> **Exercise**
Locate the word "grid" in the material, then show every line that holds it.

※ ※ ※

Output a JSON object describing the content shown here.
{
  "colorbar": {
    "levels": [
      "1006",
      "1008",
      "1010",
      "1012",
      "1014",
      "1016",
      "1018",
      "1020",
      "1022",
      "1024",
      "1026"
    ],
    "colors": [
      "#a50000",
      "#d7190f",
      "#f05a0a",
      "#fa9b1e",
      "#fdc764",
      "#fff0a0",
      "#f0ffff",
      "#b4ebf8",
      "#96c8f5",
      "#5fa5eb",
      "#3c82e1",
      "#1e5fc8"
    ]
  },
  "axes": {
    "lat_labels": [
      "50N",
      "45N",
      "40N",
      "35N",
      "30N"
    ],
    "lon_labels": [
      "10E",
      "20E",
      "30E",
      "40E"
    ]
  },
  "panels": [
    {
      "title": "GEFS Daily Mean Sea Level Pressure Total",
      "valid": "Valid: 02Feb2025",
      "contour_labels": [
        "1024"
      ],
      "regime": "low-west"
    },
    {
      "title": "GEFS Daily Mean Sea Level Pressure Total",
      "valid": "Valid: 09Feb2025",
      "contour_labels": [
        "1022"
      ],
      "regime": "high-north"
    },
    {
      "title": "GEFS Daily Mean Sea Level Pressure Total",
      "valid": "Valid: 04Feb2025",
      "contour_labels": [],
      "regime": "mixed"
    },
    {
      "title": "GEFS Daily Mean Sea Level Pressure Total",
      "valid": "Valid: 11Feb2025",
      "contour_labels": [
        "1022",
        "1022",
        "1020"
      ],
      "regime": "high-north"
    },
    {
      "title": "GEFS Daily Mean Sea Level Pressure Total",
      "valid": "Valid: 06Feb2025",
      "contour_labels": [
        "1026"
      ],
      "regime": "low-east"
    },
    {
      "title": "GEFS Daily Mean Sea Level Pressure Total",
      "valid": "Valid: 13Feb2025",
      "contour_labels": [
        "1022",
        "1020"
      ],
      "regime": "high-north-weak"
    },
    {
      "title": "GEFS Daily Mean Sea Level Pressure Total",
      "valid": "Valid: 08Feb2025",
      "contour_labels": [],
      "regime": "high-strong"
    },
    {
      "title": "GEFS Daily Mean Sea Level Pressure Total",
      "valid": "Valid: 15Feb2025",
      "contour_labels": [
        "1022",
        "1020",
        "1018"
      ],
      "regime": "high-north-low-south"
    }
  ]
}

※ ※ ※

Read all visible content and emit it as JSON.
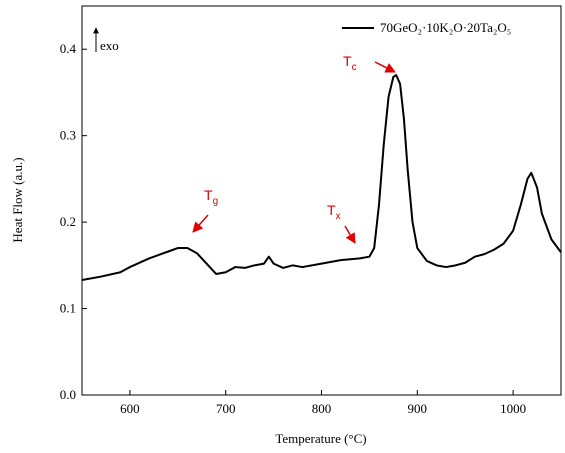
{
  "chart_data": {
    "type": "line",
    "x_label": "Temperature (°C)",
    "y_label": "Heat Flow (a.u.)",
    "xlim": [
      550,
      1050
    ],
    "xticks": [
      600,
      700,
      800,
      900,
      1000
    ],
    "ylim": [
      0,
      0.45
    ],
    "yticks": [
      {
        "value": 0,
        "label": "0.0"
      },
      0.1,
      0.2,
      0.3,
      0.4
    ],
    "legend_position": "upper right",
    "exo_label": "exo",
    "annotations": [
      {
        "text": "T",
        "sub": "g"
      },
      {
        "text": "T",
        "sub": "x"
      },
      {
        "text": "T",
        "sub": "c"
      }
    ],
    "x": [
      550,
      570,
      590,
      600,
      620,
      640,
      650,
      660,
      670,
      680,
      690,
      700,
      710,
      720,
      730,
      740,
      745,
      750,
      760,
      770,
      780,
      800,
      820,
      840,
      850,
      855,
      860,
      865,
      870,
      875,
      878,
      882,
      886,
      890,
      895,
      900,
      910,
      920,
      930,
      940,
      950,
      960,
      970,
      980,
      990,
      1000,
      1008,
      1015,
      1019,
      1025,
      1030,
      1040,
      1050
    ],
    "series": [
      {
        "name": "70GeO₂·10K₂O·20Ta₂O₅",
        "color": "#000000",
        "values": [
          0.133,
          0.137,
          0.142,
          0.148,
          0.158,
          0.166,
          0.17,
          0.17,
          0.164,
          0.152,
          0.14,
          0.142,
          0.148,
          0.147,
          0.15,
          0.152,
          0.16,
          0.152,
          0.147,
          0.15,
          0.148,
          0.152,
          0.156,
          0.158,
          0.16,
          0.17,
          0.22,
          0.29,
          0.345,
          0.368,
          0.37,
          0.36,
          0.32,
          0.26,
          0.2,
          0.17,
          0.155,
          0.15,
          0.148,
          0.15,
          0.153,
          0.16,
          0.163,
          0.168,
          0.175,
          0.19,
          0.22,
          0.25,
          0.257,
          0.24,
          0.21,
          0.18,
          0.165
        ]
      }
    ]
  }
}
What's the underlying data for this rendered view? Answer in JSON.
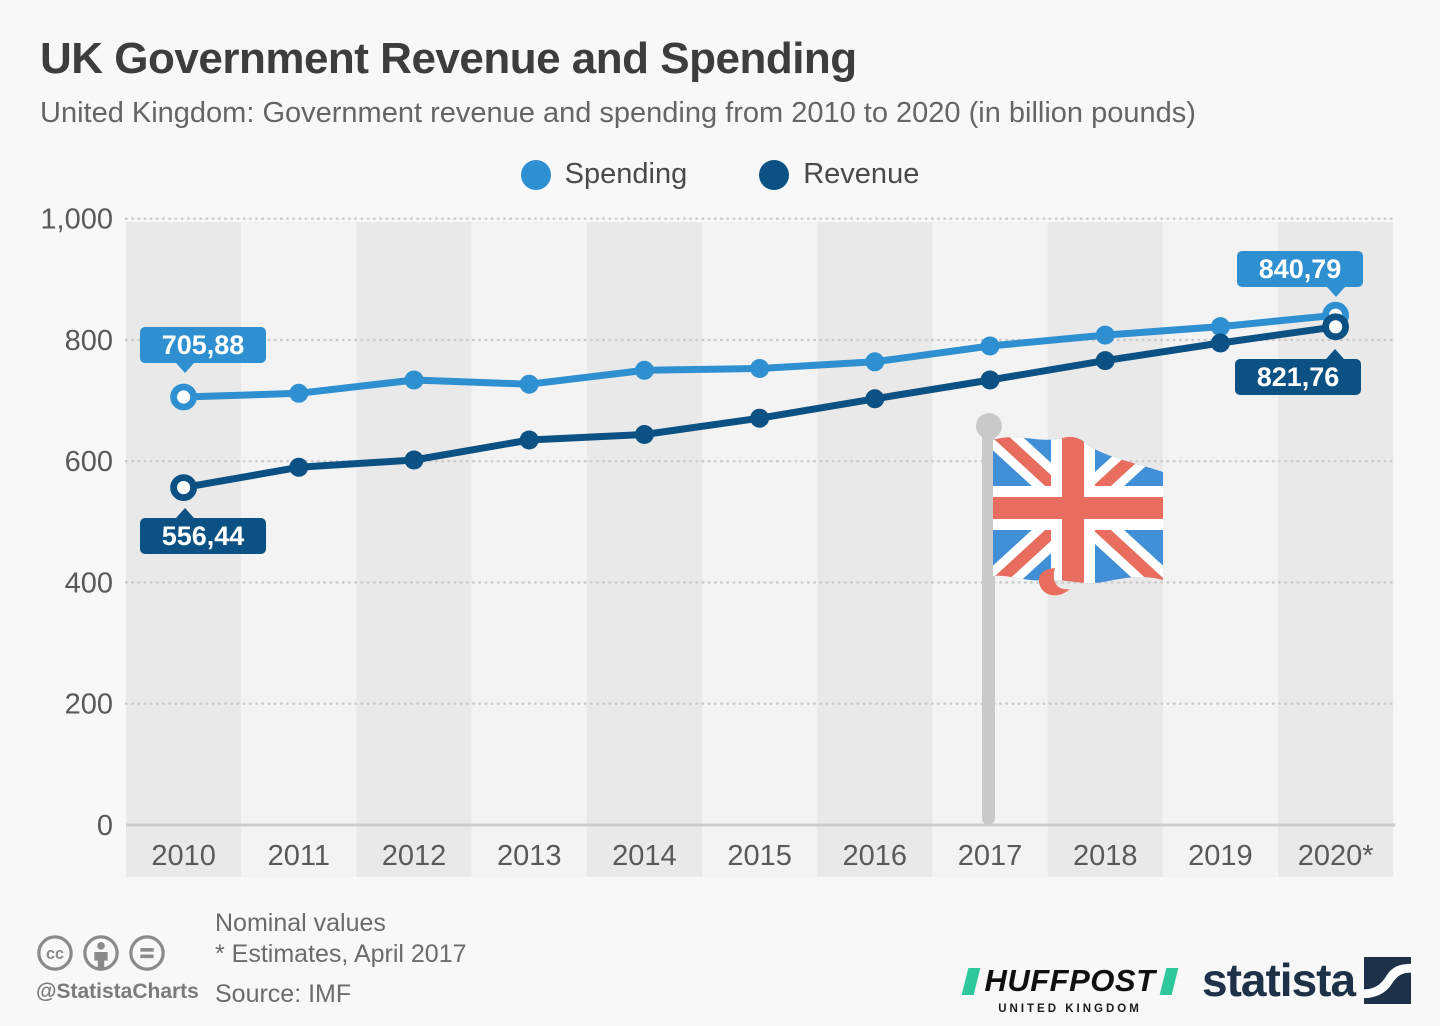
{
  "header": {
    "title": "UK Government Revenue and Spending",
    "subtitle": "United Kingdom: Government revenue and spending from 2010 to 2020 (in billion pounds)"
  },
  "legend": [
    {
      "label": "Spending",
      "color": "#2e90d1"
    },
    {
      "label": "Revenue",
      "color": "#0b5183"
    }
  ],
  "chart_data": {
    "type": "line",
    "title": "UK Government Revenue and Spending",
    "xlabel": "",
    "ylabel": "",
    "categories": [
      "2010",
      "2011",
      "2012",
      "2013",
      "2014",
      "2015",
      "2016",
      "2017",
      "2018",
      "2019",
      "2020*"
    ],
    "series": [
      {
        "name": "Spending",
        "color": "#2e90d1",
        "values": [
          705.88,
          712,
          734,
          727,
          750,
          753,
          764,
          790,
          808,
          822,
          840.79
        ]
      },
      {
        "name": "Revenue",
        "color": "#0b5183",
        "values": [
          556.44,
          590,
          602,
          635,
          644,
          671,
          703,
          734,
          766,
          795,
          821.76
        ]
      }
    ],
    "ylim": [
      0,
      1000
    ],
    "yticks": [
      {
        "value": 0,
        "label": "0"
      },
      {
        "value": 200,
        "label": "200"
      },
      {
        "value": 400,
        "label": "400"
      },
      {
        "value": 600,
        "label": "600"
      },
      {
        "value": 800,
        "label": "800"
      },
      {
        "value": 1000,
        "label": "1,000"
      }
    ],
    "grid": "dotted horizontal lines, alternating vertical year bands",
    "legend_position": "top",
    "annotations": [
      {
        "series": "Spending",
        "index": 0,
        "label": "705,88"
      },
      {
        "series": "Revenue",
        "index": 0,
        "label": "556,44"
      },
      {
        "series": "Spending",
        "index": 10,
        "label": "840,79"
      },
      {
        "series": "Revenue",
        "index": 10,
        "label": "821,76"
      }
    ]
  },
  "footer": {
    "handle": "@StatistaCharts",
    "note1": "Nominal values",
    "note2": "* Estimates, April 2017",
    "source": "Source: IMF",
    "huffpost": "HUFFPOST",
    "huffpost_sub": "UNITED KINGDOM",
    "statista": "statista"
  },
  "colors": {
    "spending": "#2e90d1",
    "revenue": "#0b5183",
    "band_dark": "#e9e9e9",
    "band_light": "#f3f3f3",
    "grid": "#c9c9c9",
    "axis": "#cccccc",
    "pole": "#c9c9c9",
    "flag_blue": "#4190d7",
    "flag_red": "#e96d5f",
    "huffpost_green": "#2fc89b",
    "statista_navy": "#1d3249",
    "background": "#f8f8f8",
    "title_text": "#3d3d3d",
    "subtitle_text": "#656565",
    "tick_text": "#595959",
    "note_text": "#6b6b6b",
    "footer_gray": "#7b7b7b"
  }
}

※ ※ ※

> **Task answer**
    "grid": "dotted horizontal lines, alternating vertical year bands",
    "grid": "#c9c9c9",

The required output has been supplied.